EXERCISE TASK -> Work through the records below and tally every line containing "title". Reply with the total alone.

MATERIAL ->
━━━━

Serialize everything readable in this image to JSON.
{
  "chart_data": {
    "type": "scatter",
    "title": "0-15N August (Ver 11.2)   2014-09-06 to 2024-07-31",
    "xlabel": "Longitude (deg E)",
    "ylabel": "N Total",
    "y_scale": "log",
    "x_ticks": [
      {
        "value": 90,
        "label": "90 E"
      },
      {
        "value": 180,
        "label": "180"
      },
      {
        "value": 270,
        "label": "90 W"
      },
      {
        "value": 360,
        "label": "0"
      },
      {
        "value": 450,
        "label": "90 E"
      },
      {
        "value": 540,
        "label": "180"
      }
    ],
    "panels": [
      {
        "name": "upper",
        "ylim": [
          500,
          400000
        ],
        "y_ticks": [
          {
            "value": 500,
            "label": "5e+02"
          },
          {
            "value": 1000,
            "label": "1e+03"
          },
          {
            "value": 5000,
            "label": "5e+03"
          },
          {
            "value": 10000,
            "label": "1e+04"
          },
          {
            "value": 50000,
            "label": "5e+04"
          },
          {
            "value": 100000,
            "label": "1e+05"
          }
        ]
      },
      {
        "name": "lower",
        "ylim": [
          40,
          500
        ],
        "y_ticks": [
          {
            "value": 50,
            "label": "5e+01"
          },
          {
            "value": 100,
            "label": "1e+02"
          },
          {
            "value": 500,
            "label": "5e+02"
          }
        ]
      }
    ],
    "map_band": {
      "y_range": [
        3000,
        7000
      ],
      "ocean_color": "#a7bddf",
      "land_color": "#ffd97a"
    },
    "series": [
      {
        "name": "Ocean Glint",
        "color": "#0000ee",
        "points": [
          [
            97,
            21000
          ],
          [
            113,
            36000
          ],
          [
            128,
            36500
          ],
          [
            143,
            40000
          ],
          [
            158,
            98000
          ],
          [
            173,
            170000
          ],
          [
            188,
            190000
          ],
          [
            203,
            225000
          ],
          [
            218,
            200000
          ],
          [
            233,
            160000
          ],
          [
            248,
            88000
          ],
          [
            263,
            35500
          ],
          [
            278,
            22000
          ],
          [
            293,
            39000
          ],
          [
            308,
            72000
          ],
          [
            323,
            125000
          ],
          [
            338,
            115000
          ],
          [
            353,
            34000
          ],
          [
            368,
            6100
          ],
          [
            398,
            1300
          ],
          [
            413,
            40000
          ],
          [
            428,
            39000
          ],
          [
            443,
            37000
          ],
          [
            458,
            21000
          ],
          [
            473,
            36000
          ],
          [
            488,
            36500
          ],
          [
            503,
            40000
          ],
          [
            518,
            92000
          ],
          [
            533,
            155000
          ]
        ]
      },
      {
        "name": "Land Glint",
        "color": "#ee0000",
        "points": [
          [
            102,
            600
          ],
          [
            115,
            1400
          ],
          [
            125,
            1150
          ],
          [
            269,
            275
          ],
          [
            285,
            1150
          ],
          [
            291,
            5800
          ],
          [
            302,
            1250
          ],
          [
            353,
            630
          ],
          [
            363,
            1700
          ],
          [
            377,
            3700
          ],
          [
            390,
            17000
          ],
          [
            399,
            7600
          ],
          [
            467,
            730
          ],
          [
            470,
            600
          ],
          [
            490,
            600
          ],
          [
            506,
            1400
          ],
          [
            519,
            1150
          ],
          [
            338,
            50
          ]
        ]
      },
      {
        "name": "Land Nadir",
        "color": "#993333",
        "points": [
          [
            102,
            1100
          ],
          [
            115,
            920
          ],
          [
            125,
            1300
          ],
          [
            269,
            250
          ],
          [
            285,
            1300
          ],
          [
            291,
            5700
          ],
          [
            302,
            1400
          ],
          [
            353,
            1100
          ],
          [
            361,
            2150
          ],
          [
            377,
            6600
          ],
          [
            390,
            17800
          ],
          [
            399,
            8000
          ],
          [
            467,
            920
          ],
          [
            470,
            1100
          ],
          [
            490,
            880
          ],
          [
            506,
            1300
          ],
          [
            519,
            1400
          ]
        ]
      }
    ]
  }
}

━━━━

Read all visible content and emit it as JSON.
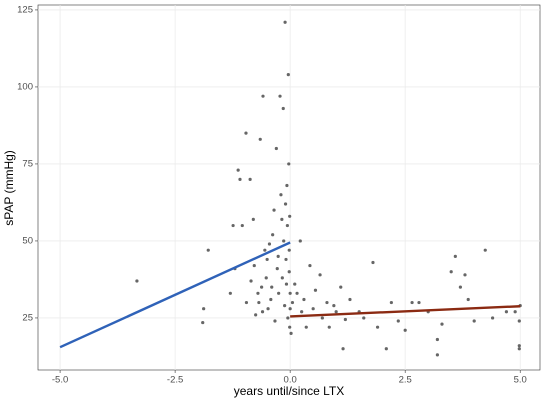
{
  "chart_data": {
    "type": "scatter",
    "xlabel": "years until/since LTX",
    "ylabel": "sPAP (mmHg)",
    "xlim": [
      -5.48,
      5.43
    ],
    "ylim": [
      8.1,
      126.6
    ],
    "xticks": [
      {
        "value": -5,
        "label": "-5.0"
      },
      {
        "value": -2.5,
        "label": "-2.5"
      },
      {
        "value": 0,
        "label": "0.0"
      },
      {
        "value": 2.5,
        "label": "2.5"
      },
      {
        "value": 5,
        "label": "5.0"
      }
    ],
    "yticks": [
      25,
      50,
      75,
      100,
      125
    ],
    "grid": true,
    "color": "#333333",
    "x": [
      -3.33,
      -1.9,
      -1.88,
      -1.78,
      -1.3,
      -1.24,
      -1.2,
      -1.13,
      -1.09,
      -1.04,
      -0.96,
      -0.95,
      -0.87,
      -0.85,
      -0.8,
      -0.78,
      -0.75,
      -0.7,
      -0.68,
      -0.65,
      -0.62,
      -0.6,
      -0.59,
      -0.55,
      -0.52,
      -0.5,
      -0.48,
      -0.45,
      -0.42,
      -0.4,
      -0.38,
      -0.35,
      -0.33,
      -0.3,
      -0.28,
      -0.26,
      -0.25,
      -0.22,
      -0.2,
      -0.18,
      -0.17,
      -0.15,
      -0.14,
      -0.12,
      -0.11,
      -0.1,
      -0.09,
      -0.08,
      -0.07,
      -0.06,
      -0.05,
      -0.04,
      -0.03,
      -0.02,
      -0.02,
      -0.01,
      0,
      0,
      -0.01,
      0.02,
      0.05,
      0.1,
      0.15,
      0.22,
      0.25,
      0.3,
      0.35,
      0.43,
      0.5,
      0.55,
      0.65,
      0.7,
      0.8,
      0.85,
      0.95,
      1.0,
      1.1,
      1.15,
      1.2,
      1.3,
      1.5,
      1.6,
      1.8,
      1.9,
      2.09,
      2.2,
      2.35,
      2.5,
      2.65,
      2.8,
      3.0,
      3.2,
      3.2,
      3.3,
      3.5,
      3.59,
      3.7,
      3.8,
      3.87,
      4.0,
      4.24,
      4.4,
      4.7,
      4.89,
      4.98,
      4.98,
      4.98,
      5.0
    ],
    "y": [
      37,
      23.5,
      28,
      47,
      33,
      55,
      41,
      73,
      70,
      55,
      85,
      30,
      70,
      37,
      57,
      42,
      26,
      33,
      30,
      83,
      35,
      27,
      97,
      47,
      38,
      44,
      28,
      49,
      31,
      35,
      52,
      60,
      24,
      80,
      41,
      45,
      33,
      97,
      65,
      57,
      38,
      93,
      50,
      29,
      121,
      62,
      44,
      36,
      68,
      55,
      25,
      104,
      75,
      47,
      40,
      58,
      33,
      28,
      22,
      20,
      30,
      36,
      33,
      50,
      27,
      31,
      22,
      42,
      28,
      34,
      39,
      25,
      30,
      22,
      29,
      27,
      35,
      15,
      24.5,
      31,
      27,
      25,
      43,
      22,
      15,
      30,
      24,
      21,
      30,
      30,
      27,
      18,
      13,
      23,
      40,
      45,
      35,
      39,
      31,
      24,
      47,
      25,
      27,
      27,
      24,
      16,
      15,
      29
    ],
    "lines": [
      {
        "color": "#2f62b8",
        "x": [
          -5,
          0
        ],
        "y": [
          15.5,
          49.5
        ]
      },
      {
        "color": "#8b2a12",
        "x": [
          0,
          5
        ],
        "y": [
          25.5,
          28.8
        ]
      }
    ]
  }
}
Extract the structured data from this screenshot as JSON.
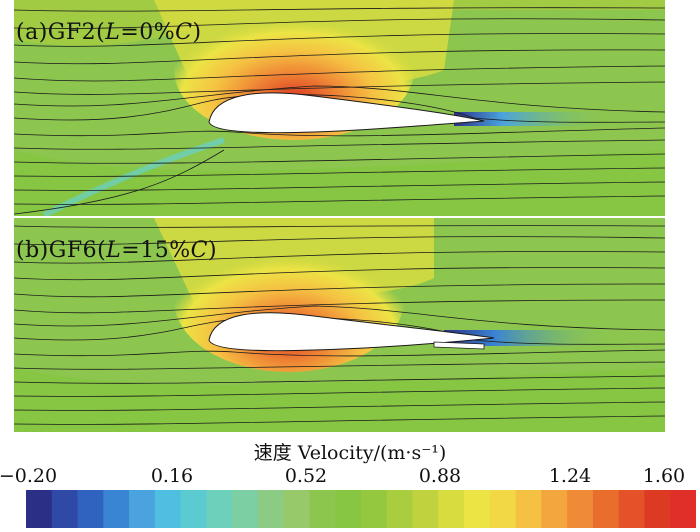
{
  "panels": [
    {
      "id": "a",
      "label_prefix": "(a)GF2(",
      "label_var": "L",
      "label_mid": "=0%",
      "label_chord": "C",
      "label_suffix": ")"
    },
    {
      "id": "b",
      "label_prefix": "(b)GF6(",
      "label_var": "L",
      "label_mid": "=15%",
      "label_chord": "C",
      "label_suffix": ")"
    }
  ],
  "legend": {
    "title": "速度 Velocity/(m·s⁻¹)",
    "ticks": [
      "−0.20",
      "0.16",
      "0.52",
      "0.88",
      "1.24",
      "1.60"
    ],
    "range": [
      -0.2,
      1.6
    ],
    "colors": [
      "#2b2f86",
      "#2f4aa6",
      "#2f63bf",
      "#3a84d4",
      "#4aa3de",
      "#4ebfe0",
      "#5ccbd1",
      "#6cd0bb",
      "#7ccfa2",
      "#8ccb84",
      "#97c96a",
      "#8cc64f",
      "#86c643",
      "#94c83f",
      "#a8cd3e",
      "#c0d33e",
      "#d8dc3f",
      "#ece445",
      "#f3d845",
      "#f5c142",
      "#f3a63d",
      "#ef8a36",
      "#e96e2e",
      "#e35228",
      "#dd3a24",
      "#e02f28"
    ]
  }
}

━━━━

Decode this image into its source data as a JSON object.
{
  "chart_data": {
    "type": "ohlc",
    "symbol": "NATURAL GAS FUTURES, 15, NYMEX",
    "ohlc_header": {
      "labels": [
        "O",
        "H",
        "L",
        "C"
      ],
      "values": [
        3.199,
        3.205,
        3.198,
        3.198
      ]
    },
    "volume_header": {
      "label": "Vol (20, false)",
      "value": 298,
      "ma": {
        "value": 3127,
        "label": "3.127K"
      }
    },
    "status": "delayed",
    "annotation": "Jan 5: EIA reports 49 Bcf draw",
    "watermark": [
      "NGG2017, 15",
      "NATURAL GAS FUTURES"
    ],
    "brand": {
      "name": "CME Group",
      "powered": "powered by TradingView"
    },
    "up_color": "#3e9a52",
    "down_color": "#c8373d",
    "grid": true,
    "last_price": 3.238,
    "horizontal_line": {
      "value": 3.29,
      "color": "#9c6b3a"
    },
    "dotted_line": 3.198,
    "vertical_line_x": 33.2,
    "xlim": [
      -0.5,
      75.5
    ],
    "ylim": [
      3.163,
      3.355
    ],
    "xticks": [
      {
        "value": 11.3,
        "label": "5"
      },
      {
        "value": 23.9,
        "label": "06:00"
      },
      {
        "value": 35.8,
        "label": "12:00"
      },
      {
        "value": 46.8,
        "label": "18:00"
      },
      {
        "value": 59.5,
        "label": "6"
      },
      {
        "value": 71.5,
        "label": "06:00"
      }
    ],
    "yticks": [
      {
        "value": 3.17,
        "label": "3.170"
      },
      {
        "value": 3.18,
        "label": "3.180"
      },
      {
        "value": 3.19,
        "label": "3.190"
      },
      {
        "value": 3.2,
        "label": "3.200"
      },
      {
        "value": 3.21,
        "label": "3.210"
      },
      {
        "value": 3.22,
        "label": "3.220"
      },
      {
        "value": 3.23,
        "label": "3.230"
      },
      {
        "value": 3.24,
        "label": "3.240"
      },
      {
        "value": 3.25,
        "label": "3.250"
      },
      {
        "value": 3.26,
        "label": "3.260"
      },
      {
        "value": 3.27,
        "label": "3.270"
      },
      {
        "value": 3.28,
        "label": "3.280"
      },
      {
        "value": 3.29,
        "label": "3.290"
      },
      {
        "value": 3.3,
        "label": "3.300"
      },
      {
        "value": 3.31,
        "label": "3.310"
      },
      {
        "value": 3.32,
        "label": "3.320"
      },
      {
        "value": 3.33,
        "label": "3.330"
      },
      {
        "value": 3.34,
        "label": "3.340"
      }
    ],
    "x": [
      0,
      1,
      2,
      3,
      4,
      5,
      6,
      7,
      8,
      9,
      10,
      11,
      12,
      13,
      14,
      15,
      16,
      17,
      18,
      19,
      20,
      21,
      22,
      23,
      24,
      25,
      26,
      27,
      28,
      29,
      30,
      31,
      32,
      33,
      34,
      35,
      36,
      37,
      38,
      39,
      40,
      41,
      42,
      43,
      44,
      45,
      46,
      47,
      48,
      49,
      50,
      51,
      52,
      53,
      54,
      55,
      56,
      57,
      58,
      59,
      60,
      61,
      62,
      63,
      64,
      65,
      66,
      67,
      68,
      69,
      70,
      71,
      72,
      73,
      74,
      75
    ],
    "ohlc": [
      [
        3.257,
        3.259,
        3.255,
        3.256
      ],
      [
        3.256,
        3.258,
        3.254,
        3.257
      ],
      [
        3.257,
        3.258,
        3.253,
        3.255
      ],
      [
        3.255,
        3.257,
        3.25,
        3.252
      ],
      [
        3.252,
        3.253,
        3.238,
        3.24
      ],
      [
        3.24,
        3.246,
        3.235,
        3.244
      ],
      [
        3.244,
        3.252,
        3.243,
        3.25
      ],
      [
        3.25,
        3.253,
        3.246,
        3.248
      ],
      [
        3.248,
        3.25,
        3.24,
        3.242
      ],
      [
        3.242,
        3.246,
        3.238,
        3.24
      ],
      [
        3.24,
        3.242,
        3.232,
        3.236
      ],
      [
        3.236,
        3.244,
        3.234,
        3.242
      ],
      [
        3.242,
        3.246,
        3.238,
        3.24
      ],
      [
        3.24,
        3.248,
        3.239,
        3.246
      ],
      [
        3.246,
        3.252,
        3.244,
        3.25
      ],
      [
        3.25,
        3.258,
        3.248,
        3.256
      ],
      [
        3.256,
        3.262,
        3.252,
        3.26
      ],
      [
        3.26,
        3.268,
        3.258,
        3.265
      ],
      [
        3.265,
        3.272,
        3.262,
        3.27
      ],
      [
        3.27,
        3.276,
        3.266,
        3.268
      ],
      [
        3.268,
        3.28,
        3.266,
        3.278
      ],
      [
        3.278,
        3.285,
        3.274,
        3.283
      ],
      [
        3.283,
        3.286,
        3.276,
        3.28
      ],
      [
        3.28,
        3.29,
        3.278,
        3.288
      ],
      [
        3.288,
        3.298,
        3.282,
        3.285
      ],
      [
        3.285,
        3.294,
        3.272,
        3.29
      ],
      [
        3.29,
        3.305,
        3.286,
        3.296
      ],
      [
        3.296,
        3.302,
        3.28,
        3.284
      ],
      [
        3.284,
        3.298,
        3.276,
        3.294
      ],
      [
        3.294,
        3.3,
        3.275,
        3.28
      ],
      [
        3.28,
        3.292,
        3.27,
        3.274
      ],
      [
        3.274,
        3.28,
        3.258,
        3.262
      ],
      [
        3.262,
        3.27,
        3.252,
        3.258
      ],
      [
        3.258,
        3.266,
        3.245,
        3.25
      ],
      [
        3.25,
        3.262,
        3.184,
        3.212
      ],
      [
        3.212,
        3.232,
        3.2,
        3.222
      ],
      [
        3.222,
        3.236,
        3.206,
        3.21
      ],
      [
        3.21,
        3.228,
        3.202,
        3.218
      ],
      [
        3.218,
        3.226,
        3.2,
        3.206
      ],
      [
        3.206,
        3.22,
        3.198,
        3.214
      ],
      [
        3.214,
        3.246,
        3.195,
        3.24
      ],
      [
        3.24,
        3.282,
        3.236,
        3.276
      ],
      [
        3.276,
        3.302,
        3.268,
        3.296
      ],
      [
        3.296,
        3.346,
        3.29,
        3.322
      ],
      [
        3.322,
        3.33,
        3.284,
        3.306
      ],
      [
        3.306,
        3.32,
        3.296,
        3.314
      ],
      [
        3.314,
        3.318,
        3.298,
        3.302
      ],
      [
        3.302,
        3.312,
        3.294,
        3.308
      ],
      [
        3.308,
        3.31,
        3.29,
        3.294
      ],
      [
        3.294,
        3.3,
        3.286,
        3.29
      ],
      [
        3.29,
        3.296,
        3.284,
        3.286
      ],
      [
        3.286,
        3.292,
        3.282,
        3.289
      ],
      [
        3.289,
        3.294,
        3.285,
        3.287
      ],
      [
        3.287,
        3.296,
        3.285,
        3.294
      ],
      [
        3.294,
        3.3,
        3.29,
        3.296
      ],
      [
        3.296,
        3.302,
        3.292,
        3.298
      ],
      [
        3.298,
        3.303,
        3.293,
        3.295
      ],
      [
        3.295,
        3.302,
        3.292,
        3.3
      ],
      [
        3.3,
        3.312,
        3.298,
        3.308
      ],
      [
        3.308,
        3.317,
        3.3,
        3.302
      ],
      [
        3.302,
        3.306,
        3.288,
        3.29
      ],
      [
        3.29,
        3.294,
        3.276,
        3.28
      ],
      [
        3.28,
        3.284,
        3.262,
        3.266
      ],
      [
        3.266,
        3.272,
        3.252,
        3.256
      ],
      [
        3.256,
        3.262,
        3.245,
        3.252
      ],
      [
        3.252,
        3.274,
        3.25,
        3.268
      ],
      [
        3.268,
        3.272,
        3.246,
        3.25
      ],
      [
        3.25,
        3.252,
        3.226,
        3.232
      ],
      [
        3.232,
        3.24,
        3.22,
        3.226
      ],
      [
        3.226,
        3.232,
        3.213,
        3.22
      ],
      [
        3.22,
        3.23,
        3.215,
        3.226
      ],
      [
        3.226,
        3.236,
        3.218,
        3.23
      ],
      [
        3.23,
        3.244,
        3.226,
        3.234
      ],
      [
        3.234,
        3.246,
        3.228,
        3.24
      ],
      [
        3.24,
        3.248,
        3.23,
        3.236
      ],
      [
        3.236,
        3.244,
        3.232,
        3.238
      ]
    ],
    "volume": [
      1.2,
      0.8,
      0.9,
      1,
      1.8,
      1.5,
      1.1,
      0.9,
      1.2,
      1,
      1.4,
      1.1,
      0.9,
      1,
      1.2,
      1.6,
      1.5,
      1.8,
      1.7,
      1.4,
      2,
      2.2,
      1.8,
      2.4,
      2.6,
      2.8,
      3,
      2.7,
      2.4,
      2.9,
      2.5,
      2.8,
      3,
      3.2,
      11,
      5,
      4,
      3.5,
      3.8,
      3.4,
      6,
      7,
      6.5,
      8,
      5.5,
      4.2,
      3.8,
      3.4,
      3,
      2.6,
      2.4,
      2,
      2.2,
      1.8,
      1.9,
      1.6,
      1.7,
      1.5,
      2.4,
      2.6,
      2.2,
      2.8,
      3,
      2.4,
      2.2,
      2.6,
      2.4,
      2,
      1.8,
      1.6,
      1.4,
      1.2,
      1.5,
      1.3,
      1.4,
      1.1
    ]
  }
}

━━━━

THE SOLUTION -> 2